TEXT SHOWN.

One last glimpse of the NEB and we’ll move on:
Now, let’s have a look at the second Bible, another Cameo. This time it’s the 74XRL, a red-letter KJV bound in antique French Morocco. The color, my friends, is “marbled indigo.” BibleDesignBlog.com is not responsible for any retinal damage that might result from prolonged exposure.
Okay, so maybe I exaggerate the brightness of the color a little. The specs on this one are the same as the first — Leathertex lining, single ribbon, silver gilt. They both measure 5 1/4 x 7 3/8 x 1″, though to my eye the NEB looks a high slimmer than the KJV. The KJV’s ribbon is about an inch longer, and unlike the NEB it’s stamped on the front cover (albeit off the left in that wonderful, asymmetrical vintage Cambridge way). Both have “semi-overlapping” edges.

ASSIGNED TASK A.
In the Bible review, what color is the 74XRL?
ASSIGNED TASK B.
According to the Bible review, in what ways do the second Bible's specs match the first? Explain in one to three sentences.
Please treat the lines that come next as separate material, unrelated to the Bible review.

GIVEN INFORMATION.

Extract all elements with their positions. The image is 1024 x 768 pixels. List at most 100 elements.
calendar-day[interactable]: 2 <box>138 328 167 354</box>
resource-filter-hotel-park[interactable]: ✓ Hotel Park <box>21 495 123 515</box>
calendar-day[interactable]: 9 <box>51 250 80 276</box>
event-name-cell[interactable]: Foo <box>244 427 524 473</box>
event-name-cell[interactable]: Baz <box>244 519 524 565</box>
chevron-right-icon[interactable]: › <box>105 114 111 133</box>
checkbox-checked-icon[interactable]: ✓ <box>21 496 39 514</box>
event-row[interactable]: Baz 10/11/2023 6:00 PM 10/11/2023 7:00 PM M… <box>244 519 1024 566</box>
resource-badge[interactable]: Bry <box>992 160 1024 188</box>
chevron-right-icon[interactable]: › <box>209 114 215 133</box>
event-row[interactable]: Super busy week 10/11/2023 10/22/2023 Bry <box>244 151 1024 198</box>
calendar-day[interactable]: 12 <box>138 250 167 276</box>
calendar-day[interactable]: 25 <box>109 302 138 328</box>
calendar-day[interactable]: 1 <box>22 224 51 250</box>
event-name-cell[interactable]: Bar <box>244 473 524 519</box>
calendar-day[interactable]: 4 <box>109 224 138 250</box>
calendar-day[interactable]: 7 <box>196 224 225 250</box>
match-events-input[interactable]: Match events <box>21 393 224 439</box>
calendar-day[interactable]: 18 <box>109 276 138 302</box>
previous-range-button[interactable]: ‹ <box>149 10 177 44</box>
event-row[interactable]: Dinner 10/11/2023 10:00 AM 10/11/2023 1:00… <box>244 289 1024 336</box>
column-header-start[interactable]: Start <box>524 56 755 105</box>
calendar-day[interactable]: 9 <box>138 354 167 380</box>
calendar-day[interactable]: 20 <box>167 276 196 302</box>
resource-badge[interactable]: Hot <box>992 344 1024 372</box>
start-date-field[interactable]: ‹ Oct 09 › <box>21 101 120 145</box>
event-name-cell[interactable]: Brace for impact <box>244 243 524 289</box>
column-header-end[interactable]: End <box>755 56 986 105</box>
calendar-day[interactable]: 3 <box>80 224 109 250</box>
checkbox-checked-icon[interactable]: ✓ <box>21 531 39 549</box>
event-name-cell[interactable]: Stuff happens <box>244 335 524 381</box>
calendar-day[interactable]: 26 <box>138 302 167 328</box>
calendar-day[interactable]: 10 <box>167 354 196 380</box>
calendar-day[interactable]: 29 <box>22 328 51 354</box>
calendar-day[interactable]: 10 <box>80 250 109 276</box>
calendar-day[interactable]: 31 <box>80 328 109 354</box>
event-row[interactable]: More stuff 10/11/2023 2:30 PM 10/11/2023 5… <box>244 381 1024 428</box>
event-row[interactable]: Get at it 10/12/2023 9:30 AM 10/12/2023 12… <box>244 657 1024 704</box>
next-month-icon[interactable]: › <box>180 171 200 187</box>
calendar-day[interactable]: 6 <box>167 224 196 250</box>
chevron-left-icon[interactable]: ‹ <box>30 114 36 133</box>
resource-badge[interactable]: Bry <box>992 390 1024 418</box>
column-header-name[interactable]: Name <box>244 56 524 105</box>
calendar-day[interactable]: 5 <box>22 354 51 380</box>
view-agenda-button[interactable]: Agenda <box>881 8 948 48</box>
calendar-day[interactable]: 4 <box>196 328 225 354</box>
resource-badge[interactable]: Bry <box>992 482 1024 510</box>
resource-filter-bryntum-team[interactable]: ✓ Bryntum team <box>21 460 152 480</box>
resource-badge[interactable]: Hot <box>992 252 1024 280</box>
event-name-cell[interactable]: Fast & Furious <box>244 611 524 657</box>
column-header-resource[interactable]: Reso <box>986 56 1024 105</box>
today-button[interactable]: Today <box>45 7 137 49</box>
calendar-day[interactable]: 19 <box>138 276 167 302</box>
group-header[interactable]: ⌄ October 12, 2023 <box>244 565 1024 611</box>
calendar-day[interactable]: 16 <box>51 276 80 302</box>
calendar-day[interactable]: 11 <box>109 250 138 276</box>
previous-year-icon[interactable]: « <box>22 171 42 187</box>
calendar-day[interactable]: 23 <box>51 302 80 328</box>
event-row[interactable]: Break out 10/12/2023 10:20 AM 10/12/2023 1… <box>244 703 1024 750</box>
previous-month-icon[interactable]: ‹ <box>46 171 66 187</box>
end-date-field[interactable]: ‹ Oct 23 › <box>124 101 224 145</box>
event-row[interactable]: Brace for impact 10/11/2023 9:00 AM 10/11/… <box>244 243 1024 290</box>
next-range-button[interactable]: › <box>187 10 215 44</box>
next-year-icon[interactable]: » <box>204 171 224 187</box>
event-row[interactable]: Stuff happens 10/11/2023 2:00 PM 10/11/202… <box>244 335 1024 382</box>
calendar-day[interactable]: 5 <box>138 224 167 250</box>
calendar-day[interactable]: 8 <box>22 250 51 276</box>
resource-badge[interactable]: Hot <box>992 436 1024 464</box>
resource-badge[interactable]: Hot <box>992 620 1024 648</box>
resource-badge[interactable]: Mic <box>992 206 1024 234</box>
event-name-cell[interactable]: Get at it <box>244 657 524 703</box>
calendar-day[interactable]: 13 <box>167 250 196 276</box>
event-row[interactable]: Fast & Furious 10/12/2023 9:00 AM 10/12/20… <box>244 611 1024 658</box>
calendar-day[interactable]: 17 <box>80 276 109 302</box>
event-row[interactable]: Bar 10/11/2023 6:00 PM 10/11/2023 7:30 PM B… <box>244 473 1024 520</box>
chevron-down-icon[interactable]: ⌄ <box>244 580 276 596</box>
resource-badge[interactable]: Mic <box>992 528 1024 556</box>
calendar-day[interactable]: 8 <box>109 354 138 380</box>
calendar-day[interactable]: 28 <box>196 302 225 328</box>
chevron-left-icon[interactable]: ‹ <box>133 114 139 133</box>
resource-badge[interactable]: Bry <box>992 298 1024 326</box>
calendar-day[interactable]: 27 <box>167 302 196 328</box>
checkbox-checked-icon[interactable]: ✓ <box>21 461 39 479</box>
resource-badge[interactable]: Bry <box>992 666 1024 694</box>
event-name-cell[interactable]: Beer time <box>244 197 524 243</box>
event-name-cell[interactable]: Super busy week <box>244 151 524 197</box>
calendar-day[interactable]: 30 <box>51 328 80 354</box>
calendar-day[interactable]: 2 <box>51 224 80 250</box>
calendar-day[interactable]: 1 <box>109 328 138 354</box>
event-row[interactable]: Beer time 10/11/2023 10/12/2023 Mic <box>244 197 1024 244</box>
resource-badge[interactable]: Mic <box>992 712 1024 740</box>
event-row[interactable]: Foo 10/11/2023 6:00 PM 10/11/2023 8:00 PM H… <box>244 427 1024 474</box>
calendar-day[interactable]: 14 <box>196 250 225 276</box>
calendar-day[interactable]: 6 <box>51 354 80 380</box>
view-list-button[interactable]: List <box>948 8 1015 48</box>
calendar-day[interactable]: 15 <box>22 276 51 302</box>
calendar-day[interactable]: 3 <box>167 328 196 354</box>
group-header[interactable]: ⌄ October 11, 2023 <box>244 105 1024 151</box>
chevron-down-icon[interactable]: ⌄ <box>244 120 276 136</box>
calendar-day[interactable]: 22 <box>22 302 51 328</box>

ANSWER SECTION A.
Marbled indigo.

ANSWER SECTION B.
Both have a Leathertex lining, a single ribbon and silver gilt. They also share the same measurements, 5 1/4 x 7 3/8 x 1″.